(Written problem):
Collect every line of the records below that contains the word "forced".

(Record extracts):
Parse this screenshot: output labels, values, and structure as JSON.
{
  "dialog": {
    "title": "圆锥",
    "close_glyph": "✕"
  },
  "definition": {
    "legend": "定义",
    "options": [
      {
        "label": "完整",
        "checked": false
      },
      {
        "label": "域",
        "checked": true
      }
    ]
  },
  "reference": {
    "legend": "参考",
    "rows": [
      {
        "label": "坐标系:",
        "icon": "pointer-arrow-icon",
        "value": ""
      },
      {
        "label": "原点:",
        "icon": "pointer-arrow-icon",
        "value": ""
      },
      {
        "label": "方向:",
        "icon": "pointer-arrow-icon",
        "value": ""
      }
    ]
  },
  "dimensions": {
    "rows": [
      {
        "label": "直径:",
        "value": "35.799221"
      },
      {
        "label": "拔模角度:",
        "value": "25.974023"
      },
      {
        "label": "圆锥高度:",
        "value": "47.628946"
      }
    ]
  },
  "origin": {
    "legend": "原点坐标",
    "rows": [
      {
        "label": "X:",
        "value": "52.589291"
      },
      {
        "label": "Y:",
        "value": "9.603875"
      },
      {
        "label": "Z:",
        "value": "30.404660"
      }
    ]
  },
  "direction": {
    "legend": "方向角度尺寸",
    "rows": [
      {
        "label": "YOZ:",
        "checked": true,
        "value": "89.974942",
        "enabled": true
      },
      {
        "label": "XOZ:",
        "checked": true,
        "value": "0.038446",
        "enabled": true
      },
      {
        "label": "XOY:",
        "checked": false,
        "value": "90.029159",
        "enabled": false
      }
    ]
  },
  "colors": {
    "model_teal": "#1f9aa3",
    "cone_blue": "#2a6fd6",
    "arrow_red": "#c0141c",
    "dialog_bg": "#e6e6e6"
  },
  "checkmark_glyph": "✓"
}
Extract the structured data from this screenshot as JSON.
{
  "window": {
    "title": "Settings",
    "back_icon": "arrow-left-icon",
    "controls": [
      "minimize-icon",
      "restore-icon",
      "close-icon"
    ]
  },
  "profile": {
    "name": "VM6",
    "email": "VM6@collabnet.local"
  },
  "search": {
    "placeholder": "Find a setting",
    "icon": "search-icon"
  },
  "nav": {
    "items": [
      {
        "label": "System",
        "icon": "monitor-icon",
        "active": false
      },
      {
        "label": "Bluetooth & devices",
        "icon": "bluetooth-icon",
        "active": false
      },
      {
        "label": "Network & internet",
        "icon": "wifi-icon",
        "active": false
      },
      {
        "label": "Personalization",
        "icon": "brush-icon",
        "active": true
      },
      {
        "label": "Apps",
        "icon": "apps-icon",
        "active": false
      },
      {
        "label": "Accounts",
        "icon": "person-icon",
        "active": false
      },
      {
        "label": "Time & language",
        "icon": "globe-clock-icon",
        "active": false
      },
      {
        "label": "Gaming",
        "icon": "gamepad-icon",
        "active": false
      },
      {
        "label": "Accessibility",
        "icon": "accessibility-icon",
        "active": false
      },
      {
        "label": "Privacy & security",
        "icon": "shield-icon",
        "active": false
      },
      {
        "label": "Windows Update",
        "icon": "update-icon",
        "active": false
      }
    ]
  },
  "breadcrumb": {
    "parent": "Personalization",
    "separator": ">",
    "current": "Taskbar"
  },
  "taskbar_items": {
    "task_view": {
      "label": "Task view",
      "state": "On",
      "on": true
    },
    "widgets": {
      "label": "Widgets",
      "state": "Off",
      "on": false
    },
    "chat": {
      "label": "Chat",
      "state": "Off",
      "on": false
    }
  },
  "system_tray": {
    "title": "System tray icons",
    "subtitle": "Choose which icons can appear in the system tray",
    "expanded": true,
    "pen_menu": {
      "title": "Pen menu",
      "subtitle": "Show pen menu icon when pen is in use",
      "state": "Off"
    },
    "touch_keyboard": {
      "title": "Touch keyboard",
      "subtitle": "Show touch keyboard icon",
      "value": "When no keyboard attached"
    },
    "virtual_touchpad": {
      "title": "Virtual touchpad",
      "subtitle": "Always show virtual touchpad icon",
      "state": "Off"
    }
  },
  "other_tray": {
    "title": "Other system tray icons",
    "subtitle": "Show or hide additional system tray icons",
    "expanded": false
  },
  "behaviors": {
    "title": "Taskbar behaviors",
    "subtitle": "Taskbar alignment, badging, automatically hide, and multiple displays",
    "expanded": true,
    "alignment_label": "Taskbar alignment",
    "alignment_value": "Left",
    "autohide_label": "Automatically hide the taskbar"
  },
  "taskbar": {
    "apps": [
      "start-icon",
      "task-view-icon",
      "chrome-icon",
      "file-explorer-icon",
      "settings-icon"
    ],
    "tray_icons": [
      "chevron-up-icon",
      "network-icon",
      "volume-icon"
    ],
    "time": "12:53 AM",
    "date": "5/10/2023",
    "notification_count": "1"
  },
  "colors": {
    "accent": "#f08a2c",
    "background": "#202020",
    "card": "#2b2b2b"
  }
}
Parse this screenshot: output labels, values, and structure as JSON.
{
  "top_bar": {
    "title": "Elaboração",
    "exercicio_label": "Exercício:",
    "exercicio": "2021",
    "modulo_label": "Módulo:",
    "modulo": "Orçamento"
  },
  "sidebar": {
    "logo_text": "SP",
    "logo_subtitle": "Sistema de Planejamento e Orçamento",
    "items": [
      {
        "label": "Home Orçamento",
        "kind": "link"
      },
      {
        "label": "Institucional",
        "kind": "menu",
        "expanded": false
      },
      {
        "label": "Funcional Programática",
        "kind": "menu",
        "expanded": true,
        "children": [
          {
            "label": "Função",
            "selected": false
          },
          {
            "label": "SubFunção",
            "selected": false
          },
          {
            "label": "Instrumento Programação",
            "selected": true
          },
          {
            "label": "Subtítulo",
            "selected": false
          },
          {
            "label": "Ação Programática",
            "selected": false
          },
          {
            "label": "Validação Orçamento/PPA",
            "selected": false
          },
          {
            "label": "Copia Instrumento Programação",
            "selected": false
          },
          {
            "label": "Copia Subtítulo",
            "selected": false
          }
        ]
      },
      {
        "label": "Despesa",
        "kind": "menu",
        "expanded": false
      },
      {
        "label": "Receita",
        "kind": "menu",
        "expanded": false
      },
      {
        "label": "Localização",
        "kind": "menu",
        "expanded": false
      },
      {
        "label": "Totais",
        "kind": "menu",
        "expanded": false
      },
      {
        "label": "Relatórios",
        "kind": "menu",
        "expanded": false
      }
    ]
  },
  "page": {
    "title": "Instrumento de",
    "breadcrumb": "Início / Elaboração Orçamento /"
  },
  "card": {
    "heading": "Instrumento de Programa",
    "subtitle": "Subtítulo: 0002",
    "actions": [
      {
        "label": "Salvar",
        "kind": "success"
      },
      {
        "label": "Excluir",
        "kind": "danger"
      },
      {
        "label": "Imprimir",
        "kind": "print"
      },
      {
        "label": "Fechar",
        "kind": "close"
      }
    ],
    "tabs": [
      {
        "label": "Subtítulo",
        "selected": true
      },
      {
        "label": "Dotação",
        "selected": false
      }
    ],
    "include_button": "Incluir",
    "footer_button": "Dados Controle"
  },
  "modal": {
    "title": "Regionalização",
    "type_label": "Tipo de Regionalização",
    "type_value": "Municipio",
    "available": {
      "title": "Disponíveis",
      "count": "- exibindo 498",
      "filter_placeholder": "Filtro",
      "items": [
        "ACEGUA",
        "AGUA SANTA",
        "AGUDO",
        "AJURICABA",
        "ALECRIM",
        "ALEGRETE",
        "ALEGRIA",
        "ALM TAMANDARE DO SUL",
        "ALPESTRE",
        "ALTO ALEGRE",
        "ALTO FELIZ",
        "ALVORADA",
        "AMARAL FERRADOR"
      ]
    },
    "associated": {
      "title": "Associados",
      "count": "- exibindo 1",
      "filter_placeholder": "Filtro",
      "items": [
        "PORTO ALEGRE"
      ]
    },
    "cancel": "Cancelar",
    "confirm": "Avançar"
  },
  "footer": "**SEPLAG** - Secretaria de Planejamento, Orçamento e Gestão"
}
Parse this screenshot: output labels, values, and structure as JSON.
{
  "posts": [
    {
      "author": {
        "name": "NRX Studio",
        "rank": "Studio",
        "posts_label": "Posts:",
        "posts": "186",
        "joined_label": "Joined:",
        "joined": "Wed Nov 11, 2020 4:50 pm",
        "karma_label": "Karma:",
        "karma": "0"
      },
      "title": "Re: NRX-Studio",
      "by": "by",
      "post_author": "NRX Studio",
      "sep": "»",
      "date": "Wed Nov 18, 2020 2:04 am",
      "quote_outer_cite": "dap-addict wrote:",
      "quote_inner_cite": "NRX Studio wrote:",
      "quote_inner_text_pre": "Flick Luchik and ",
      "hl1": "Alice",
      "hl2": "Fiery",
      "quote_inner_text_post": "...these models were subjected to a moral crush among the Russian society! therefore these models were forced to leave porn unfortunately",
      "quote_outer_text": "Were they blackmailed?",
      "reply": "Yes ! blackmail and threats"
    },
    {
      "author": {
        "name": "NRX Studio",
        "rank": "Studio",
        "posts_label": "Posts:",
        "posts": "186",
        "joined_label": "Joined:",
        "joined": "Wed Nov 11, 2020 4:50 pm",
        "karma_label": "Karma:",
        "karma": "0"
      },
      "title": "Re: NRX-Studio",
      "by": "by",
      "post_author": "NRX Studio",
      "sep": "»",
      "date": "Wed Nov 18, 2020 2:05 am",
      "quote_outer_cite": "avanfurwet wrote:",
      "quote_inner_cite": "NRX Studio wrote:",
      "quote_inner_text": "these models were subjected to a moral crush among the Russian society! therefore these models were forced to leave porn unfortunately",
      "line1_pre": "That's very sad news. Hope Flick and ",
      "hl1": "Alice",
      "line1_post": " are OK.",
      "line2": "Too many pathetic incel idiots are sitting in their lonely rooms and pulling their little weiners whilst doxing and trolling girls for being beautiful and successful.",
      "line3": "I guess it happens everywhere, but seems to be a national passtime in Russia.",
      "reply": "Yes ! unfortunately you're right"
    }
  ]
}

(The response):
      "quote_inner_text_post": "...these models were subjected to a moral crush among the Russian society! therefore these models were forced to leave porn unfortunately",
      "quote_inner_text": "these models were subjected to a moral crush among the Russian society! therefore these models were forced to leave porn unfortunately",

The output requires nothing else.